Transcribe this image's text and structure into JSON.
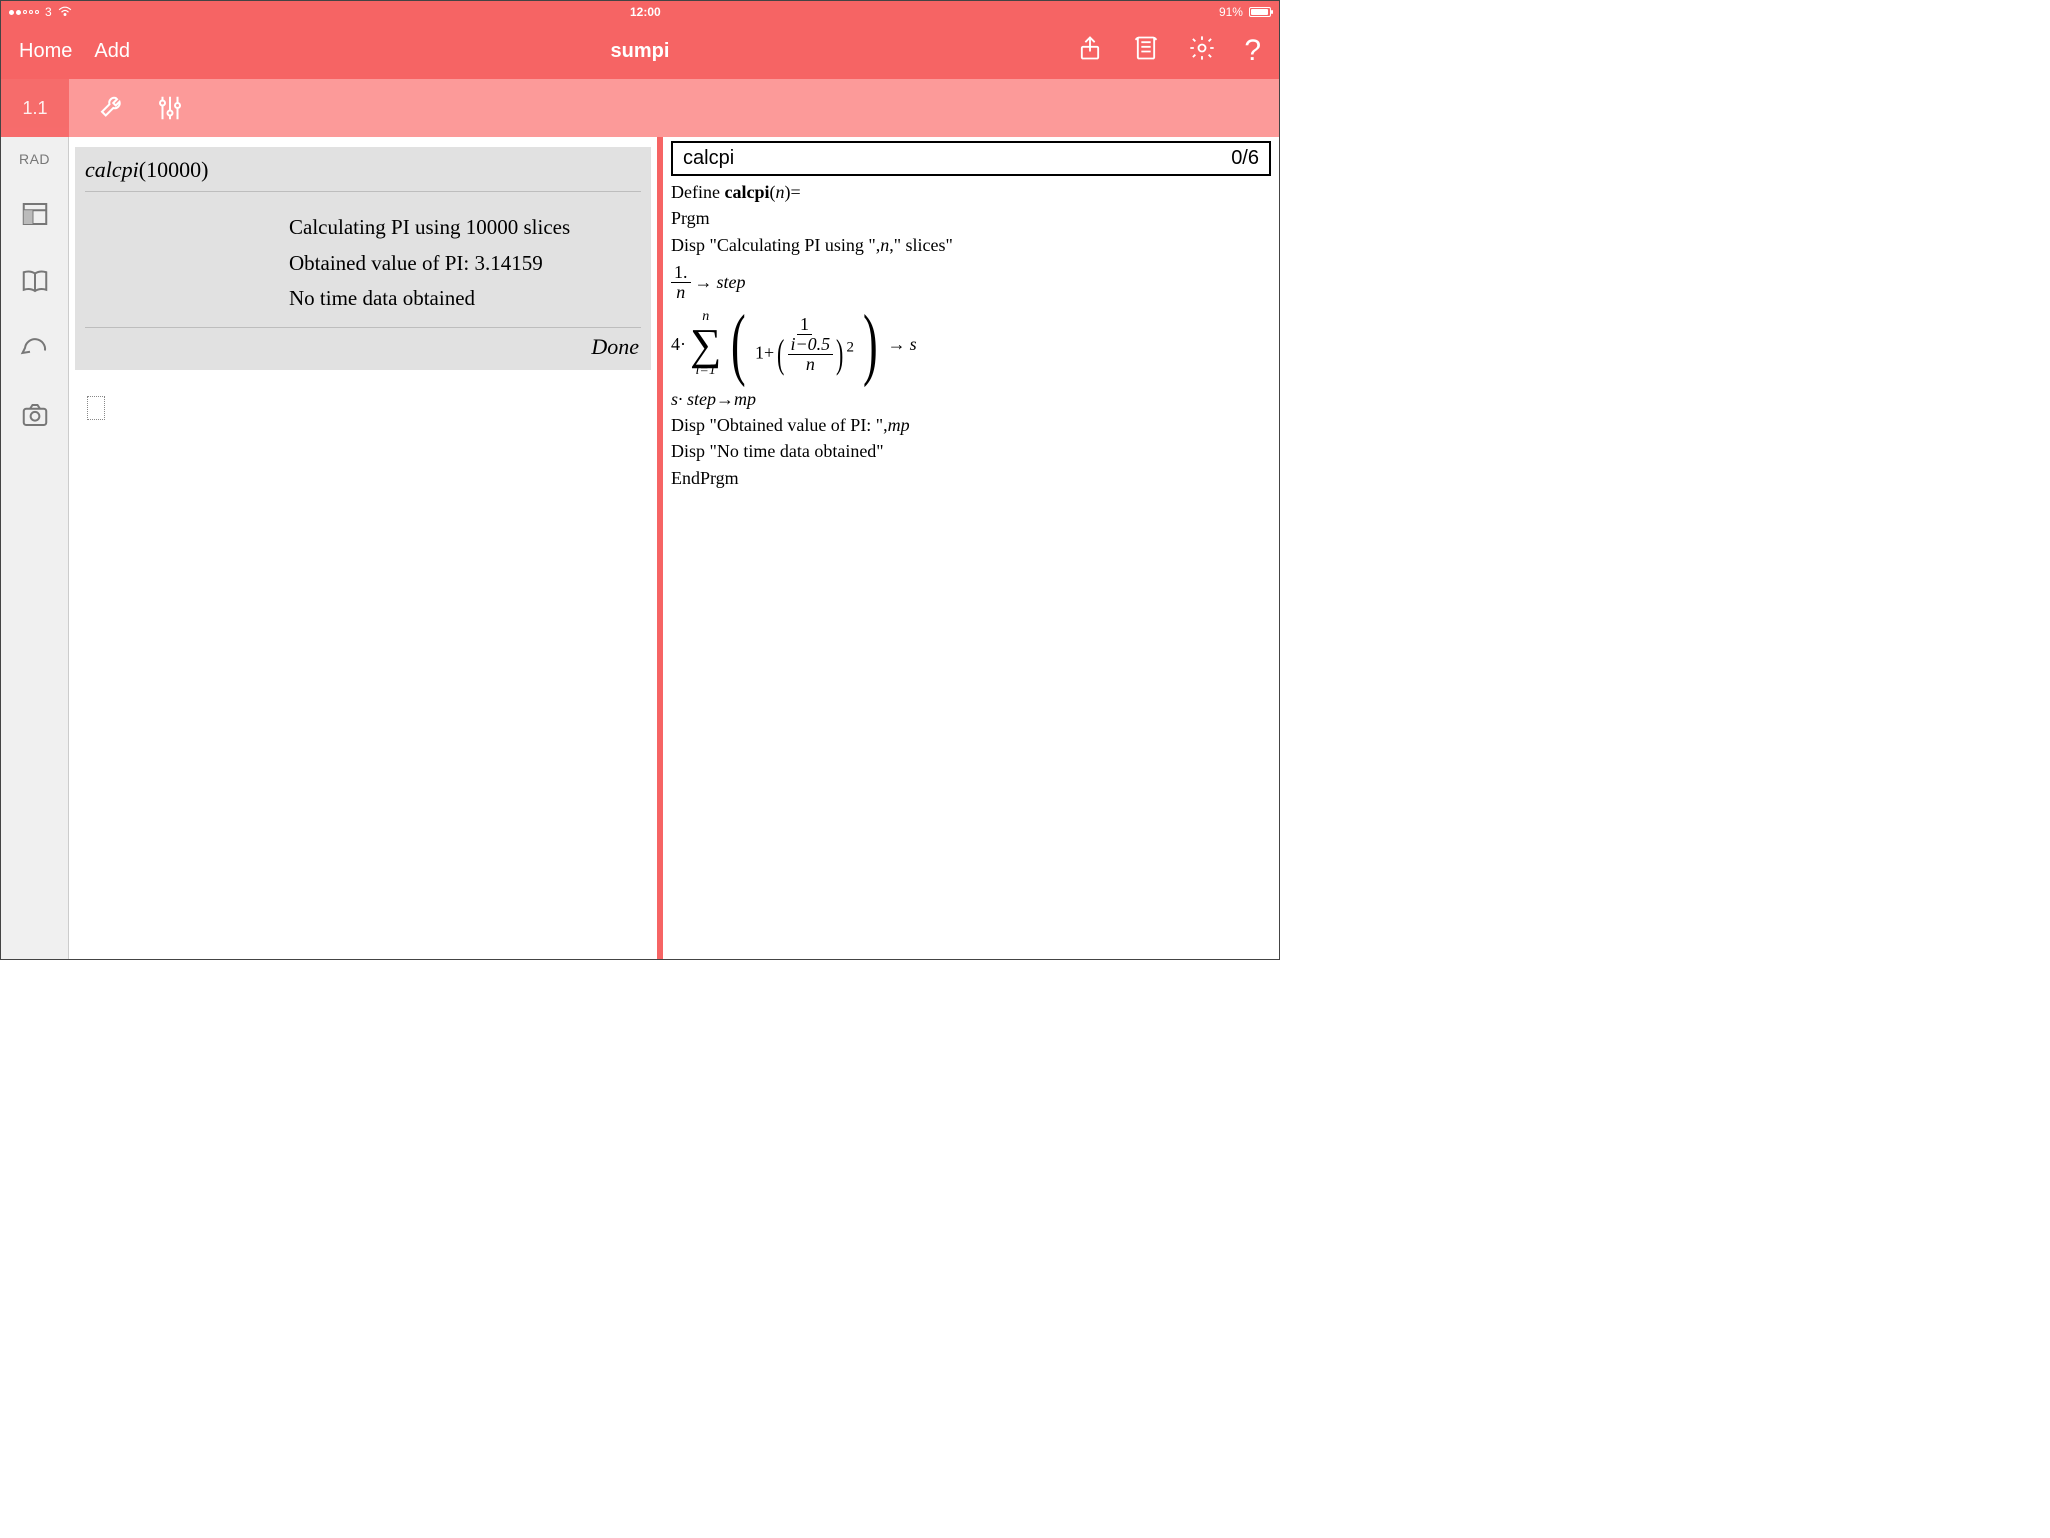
{
  "status": {
    "carrier": "3",
    "time": "12:00",
    "battery_pct": "91%"
  },
  "nav": {
    "home": "Home",
    "add": "Add",
    "title": "sumpi"
  },
  "secbar": {
    "page_tab": "1.1"
  },
  "siderail": {
    "mode": "RAD"
  },
  "left": {
    "call_fn": "calcpi",
    "call_arg": "10000",
    "out_line1": "Calculating PI using  10000  slices",
    "out_line2": "Obtained value of PI:  3.14159",
    "out_line3": "No time data obtained",
    "status": "Done"
  },
  "right": {
    "editor_name": "calcpi",
    "editor_pos": "0/6",
    "define_word": "Define ",
    "define_fn": "calcpi",
    "define_argopen": "(",
    "define_arg": "n",
    "define_argclose": ")=",
    "prgm_open": "Prgm",
    "disp1_pre": "Disp \"Calculating PI using \",",
    "disp1_var": "n",
    "disp1_post": ",\" slices\"",
    "step_num": "1.",
    "step_den": "n",
    "step_arrow": "→",
    "step_var": "step",
    "sum_coef": "4·",
    "sum_upper": "n",
    "sum_lower": "i=1",
    "sum_inner_num": "1",
    "sum_inner_den_lead": "1+",
    "sum_inner_small_num": "i−0.5",
    "sum_inner_small_den": "n",
    "sum_inner_pow": "2",
    "sum_result_arrow": "→",
    "sum_result_var": "s",
    "mp_line": "s· step→mp",
    "disp2": "Disp \"Obtained value of PI: \",",
    "disp2_var": "mp",
    "disp3": "Disp \"No time data obtained\"",
    "endprgm": "EndPrgm"
  }
}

What to do: Copy all the entries word for word. Omit any pictures.

Complete output:
Transcribe this image's text and structure into JSON.
{
  "status": {
    "carrier": "3",
    "time": "12:00",
    "battery_pct": "91%"
  },
  "nav": {
    "home": "Home",
    "add": "Add",
    "title": "sumpi"
  },
  "secbar": {
    "page_tab": "1.1"
  },
  "siderail": {
    "mode": "RAD"
  },
  "left": {
    "call_fn": "calcpi",
    "call_arg": "10000",
    "out_line1": "Calculating PI using  10000  slices",
    "out_line2": "Obtained value of PI:  3.14159",
    "out_line3": "No time data obtained",
    "status": "Done"
  },
  "right": {
    "editor_name": "calcpi",
    "editor_pos": "0/6",
    "define_word": "Define ",
    "define_fn": "calcpi",
    "define_argopen": "(",
    "define_arg": "n",
    "define_argclose": ")=",
    "prgm_open": "Prgm",
    "disp1_pre": "Disp \"Calculating PI using \",",
    "disp1_var": "n",
    "disp1_post": ",\" slices\"",
    "step_num": "1.",
    "step_den": "n",
    "step_arrow": "→",
    "step_var": "step",
    "sum_coef": "4·",
    "sum_upper": "n",
    "sum_lower": "i=1",
    "sum_inner_num": "1",
    "sum_inner_den_lead": "1+",
    "sum_inner_small_num": "i−0.5",
    "sum_inner_small_den": "n",
    "sum_inner_pow": "2",
    "sum_result_arrow": "→",
    "sum_result_var": "s",
    "mp_line": "s· step→mp",
    "disp2": "Disp \"Obtained value of PI: \",",
    "disp2_var": "mp",
    "disp3": "Disp \"No time data obtained\"",
    "endprgm": "EndPrgm"
  }
}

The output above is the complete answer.